» **Given task**
Answer with nothing but a number: how many lines include the word "captured"?

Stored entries

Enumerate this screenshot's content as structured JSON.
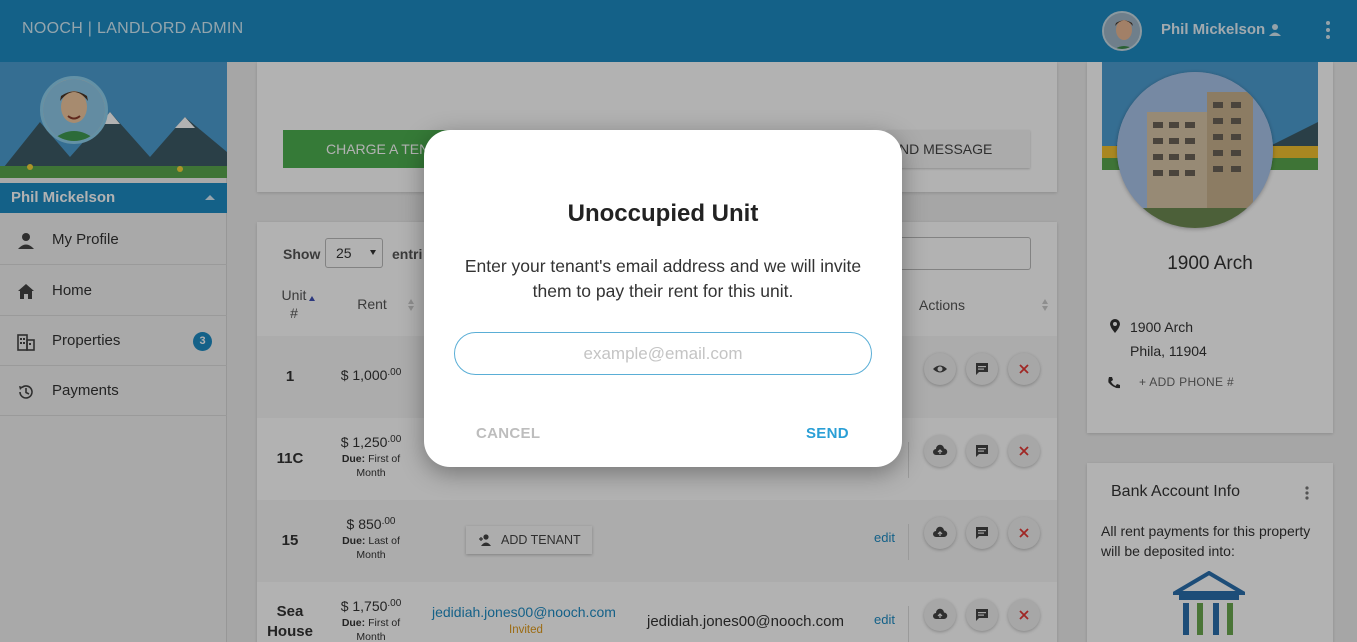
{
  "header": {
    "brand": "NOOCH | LANDLORD ADMIN",
    "user_name": "Phil Mickelson"
  },
  "sidebar": {
    "user_name": "Phil Mickelson",
    "items": [
      {
        "label": "My Profile",
        "icon": "person-icon"
      },
      {
        "label": "Home",
        "icon": "home-icon"
      },
      {
        "label": "Properties",
        "icon": "building-icon",
        "badge": "3"
      },
      {
        "label": "Payments",
        "icon": "history-icon"
      }
    ]
  },
  "main": {
    "charge_label": "CHARGE A TEN",
    "message_label": "ND MESSAGE",
    "table": {
      "show_label": "Show",
      "page_size": "25",
      "entries_label": "entri",
      "headers": {
        "unit": "Unit #",
        "rent": "Rent",
        "actions": "Actions"
      },
      "rows": [
        {
          "unit": "1",
          "rent": "$ 1,000",
          "cents": ".00",
          "due_label": "",
          "due_value": ""
        },
        {
          "unit": "11C",
          "rent": "$ 1,250",
          "cents": ".00",
          "due_label": "Due:",
          "due_value": "First of Month"
        },
        {
          "unit": "15",
          "rent": "$ 850",
          "cents": ".00",
          "due_label": "Due:",
          "due_value": "Last of Month",
          "add_tenant": "ADD TENANT",
          "edit": "edit"
        },
        {
          "unit": "Sea House",
          "rent": "$ 1,750",
          "cents": ".00",
          "due_label": "Due:",
          "due_value": "First of Month",
          "tenant_link": "jedidiah.jones00@nooch.com",
          "status": "Invited",
          "email": "jedidiah.jones00@nooch.com",
          "edit": "edit"
        }
      ]
    }
  },
  "property": {
    "name": "1900 Arch",
    "address_line1": "1900 Arch",
    "address_line2": "Phila, 11904",
    "add_phone": "+ ADD PHONE #"
  },
  "bank": {
    "title": "Bank Account Info",
    "text": "All rent payments for this property will be deposited into:"
  },
  "modal": {
    "title": "Unoccupied Unit",
    "text": "Enter your tenant's email address and we will invite them to pay their rent for this unit.",
    "input_value": "",
    "placeholder": "example@email.com",
    "cancel": "CANCEL",
    "send": "SEND"
  },
  "colors": {
    "brand_blue": "#1e8bc3",
    "charge_green": "#4caf50",
    "tile_purple": "#9c27b0",
    "invited_orange": "#e09a1a"
  }
}
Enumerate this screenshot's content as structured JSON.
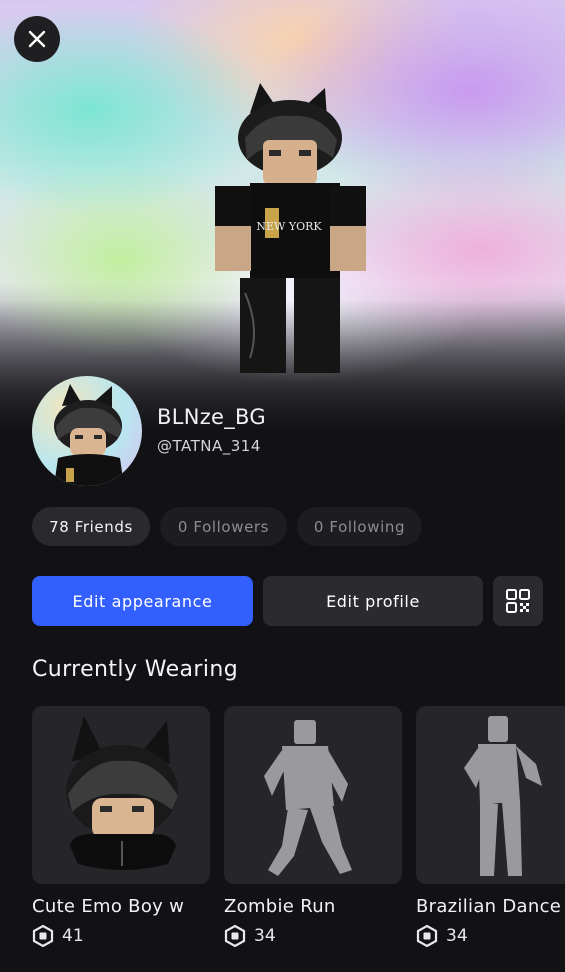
{
  "close": {
    "icon": "close-icon"
  },
  "profile": {
    "display_name": "BLNze_BG",
    "username": "@TATNA_314"
  },
  "stats": {
    "friends": "78 Friends",
    "followers": "0 Followers",
    "following": "0 Following"
  },
  "actions": {
    "edit_appearance": "Edit appearance",
    "edit_profile": "Edit profile",
    "qr_icon": "qr-code-icon"
  },
  "wearing": {
    "title": "Currently Wearing",
    "items": [
      {
        "name": "Cute Emo Boy w",
        "price": "41"
      },
      {
        "name": "Zombie Run",
        "price": "34"
      },
      {
        "name": "Brazilian Dance",
        "price": "34"
      }
    ]
  },
  "colors": {
    "primary": "#335fff",
    "background": "#121215",
    "card": "#25252a"
  }
}
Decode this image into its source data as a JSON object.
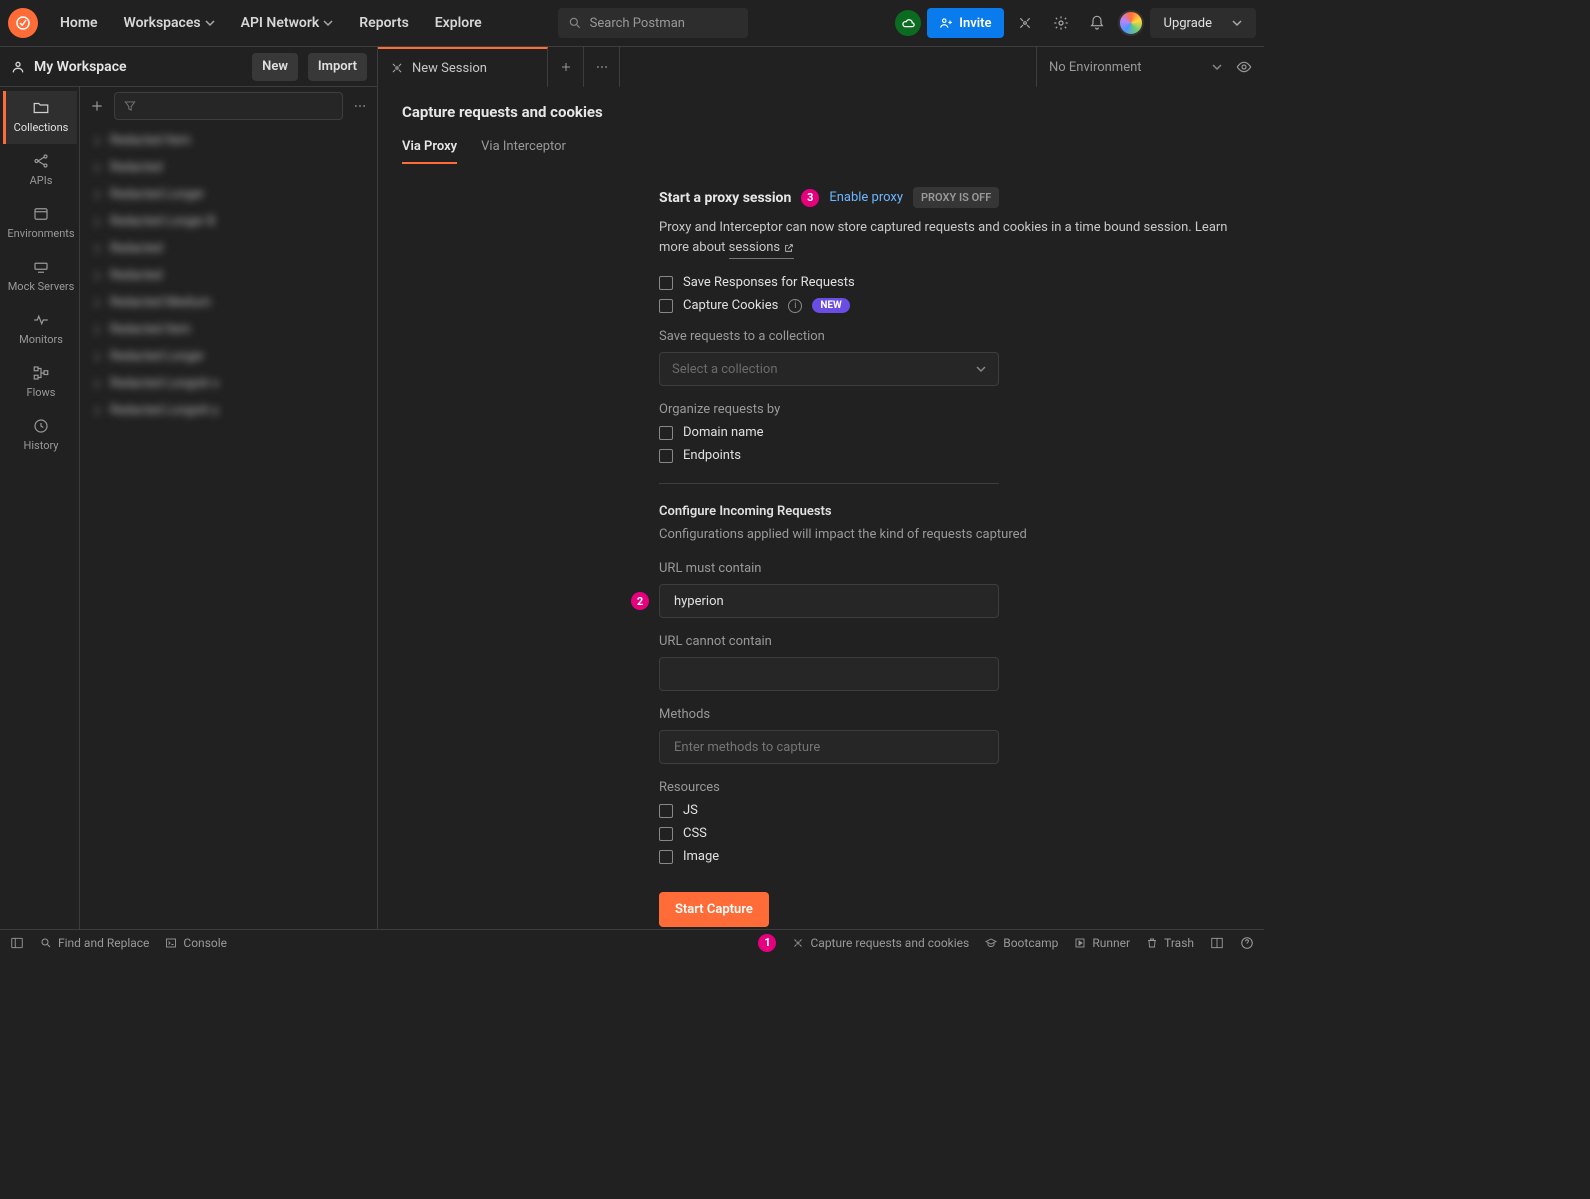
{
  "nav": {
    "home": "Home",
    "workspaces": "Workspaces",
    "api_network": "API Network",
    "reports": "Reports",
    "explore": "Explore",
    "search_placeholder": "Search Postman",
    "invite": "Invite",
    "upgrade": "Upgrade"
  },
  "workspace": {
    "name": "My Workspace",
    "new_btn": "New",
    "import_btn": "Import"
  },
  "rail": {
    "collections": "Collections",
    "apis": "APIs",
    "environments": "Environments",
    "mock_servers": "Mock Servers",
    "monitors": "Monitors",
    "flows": "Flows",
    "history": "History"
  },
  "tree_items": [
    "Redacted Item",
    "Redacted",
    "Redacted Longer",
    "Redacted Longer B",
    "Redacted",
    "Redacted",
    "Redacted Medium",
    "Redacted Item",
    "Redacted Longer",
    "Redacted Longish x",
    "Redacted Longish y"
  ],
  "tab": {
    "name": "New Session"
  },
  "env": {
    "selected": "No Environment"
  },
  "page": {
    "title": "Capture requests and cookies",
    "tabs": {
      "proxy": "Via Proxy",
      "interceptor": "Via Interceptor"
    }
  },
  "proxy": {
    "title": "Start a proxy session",
    "enable_link": "Enable proxy",
    "status_chip": "PROXY IS OFF",
    "desc_1": "Proxy and Interceptor can now store captured requests and cookies in a time bound session. Learn more about ",
    "sessions_link": "sessions",
    "save_responses": "Save Responses for Requests",
    "capture_cookies": "Capture Cookies",
    "new_badge": "NEW",
    "save_label": "Save requests to a collection",
    "select_placeholder": "Select a collection",
    "organize_label": "Organize requests by",
    "org_domain": "Domain name",
    "org_endpoints": "Endpoints"
  },
  "incoming": {
    "title": "Configure Incoming Requests",
    "subtitle": "Configurations applied will impact the kind of requests captured",
    "url_contain_label": "URL must contain",
    "url_contain_value": "hyperion",
    "url_not_label": "URL cannot contain",
    "methods_label": "Methods",
    "methods_placeholder": "Enter methods to capture",
    "resources_label": "Resources",
    "res_js": "JS",
    "res_css": "CSS",
    "res_image": "Image"
  },
  "start_btn": "Start Capture",
  "callouts": {
    "one": "1",
    "two": "2",
    "three": "3"
  },
  "footer": {
    "find": "Find and Replace",
    "console": "Console",
    "capture": "Capture requests and cookies",
    "bootcamp": "Bootcamp",
    "runner": "Runner",
    "trash": "Trash"
  }
}
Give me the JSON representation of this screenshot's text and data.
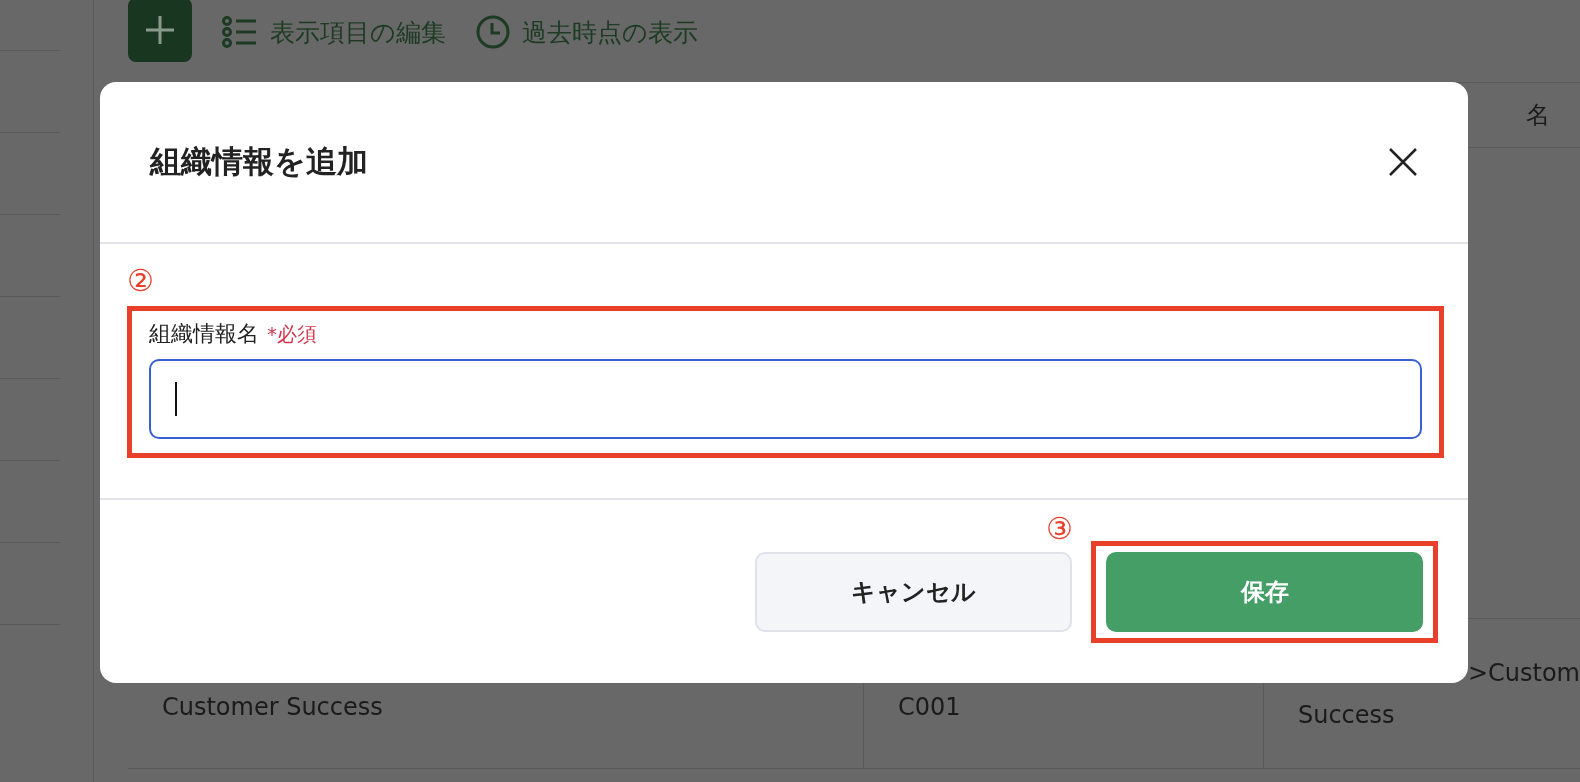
{
  "toolbar": {
    "items": [
      {
        "kind": "list",
        "label": "表示項目の編集"
      },
      {
        "kind": "clock",
        "label": "過去時点の表示"
      }
    ]
  },
  "table": {
    "column_3_header": "名",
    "rows": [
      {
        "column_1": "Customer Success",
        "column_2": "C001",
        "column_3": [
          ">Custom",
          "Success"
        ]
      }
    ]
  },
  "dialog": {
    "title": "組織情報を追加",
    "field": {
      "label": "組織情報名",
      "required_mark": "*必須",
      "focused": true,
      "annotation": "②"
    },
    "buttons": [
      {
        "kind": "secondary",
        "label": "キャンセル"
      },
      {
        "kind": "primary",
        "label": "保存",
        "annotation": "③"
      }
    ]
  }
}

» **Exercise response**
2